Posted by K at April 10, 2006 03:09 PM
Smeared? It depends what you are talking about. I've looked into this in some detail. I don't see justification for Dembski reporting Pianka to Homeland Security. On the other hand, Pianka's brand of nonsense (mostly just rewarmed "Limits To Growth"/Population Bomb stuff from the '70s) shouldn't be passed off as science, and I get really annoyed seeing this portrayed as a science/anti-science argument. There was a quick "circling the wagons" response around Pianka, and while the death threats and other garbage were just flat wrong, it didn't make Pianka right, or this a religion versus science argument.
Posted by VR at April 10, 2006 07:42 PM
Anyone else out there an admirer of those modern-day Jonathan Swift-ians Richard Sapir and Warren Murphy who write the hilarious "Destroyer" books? In at least one of their delightfully un-PC tomes (the title of which I no longer recall), the bad guys are a bunch of deranged tree-huggers of exactly the Pianka mindset who style themselves "The Human Surplus League." The leader is not only anti-human, he's not even too keen on any lifeform with a brain and spinal cord. He's convinced his real mother was a blowfly. Great stuff.
Posted by Dick Eagleson at April 10, 2006 09:54 PM
Dick, I dimly recall that series. While I'm leery of pulp adventure factories like that (it's on book 142 with two additional books in production!), this one had a unique style to it. If I start the habit again, this is probably the drug I'll start with. :-)
Posted by Karl Hallowell at April 11, 2006 01:17 AM
The warring factions are missing the point about whether this "teacher" should have access to students at a public institution. I sure don't want my tax dollars supporting a nutcase like this.

----

- Goals:
1 - Answer these questions from the comment thread:
(a) To what agency does the first comment say Dembski reported Pianka?
(b) What name do the bad guys give themselves in the "Destroyer" book that is mentioned?
(c) What book number is the series on, according to the third comment?
2 - List every name that appears after "Posted by" in the comment thread.
3 - Copy a passage from the comment thread word for word, beginning at the words "Posted by Dick" and stopping after the words "start with. :-)".
The collected data after this point plays no part in the work.

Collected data
----

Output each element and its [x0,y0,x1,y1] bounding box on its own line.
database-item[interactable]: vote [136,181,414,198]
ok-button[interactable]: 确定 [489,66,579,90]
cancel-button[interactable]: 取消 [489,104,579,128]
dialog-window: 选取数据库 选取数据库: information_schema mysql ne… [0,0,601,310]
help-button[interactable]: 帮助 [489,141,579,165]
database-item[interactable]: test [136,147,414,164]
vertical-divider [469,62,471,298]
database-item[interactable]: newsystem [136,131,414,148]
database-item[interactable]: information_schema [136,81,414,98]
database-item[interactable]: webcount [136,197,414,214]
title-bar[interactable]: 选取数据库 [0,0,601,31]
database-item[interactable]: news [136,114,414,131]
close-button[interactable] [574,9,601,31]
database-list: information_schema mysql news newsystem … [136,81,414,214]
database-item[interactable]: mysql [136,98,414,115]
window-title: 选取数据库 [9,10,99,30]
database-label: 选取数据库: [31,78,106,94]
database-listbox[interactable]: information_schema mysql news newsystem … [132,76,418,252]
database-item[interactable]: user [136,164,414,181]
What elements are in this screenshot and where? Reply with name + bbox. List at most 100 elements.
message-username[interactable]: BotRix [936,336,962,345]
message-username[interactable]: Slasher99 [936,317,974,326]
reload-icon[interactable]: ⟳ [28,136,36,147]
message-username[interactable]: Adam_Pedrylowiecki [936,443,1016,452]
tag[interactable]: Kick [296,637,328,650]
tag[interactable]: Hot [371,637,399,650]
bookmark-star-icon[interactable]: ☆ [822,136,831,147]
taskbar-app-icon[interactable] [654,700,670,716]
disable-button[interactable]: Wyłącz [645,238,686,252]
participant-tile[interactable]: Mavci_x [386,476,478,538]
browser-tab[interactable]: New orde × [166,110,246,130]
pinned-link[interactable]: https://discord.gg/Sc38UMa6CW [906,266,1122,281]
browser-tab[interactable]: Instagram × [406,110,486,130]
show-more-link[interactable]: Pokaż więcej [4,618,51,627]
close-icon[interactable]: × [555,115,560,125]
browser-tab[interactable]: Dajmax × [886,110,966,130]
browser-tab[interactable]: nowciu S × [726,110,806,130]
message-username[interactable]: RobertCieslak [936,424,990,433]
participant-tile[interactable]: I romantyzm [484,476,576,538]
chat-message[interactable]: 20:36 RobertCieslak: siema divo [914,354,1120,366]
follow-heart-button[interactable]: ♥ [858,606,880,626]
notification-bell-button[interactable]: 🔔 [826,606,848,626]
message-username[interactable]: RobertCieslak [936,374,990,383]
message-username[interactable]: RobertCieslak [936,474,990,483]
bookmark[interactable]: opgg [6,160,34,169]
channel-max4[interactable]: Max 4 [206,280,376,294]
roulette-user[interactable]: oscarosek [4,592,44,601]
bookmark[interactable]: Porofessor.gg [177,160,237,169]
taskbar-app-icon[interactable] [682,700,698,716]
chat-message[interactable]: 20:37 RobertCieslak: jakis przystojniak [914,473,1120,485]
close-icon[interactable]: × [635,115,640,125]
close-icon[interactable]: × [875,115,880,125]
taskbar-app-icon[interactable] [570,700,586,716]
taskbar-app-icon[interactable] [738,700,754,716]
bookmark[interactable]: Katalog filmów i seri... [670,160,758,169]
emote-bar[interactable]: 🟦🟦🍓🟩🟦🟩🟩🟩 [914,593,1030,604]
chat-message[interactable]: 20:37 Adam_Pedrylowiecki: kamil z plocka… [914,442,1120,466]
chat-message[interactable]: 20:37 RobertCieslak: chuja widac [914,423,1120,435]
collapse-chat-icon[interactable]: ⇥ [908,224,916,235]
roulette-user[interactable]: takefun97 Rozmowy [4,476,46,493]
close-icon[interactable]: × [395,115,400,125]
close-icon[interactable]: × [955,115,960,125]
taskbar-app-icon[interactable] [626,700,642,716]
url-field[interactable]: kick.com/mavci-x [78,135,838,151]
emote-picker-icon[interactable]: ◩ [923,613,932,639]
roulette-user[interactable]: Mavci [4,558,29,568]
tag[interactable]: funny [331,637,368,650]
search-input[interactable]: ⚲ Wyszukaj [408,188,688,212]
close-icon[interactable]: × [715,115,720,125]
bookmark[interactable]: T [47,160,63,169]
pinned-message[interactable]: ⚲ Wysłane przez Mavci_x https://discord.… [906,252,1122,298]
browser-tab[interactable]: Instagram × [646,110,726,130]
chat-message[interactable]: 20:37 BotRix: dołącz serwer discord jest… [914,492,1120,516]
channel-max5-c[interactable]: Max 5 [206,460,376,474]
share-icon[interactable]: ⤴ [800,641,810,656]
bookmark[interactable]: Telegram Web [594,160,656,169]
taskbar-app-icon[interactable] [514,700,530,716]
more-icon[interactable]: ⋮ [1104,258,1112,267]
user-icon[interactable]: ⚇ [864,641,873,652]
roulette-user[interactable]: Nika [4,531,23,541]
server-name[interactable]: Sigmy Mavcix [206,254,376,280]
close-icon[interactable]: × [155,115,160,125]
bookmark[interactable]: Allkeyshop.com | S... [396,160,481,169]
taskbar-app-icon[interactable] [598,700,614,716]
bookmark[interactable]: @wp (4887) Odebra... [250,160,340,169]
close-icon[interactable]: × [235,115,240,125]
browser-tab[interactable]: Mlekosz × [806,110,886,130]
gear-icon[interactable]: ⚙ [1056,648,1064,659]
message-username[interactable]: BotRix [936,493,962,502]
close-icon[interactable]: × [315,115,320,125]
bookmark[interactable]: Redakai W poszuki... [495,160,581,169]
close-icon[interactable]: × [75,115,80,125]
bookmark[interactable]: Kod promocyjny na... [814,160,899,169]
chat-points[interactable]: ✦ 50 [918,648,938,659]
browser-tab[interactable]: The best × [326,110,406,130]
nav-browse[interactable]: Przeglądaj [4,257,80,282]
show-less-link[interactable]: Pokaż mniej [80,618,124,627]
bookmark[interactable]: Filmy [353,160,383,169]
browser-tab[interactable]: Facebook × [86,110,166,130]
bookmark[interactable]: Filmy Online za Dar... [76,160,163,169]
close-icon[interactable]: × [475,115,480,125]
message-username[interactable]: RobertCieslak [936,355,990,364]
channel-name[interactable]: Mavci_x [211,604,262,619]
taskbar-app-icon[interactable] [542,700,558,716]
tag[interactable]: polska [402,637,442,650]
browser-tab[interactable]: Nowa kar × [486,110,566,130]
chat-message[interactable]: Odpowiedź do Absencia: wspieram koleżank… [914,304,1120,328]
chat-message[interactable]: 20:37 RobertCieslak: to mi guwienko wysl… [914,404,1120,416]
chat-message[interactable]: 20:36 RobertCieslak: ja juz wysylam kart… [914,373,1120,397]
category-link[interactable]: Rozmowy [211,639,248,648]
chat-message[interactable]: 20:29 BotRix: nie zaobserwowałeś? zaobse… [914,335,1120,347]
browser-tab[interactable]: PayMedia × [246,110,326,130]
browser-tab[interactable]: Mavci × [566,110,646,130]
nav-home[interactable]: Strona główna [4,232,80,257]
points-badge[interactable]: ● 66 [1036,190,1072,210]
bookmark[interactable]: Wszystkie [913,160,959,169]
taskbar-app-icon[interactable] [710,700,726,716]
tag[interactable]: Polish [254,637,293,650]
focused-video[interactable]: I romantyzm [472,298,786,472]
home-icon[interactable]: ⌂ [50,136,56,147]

----

- Final results:
1 -
(a) Homeland Security
(b) "The Human Surplus League"
(c) Book 142, with two more books in production

2 -
K
VR
Dick Eagleson
Karl Hallowell

3 -
Posted by Dick Eagleson at April 10, 2006 09:54 PM
Dick, I dimly recall that series. While I'm leery of pulp adventure factories like that (it's on book 142 with two additional books in production!), this one had a unique style to it. If I start the habit again, this is probably the drug I'll start with. :-)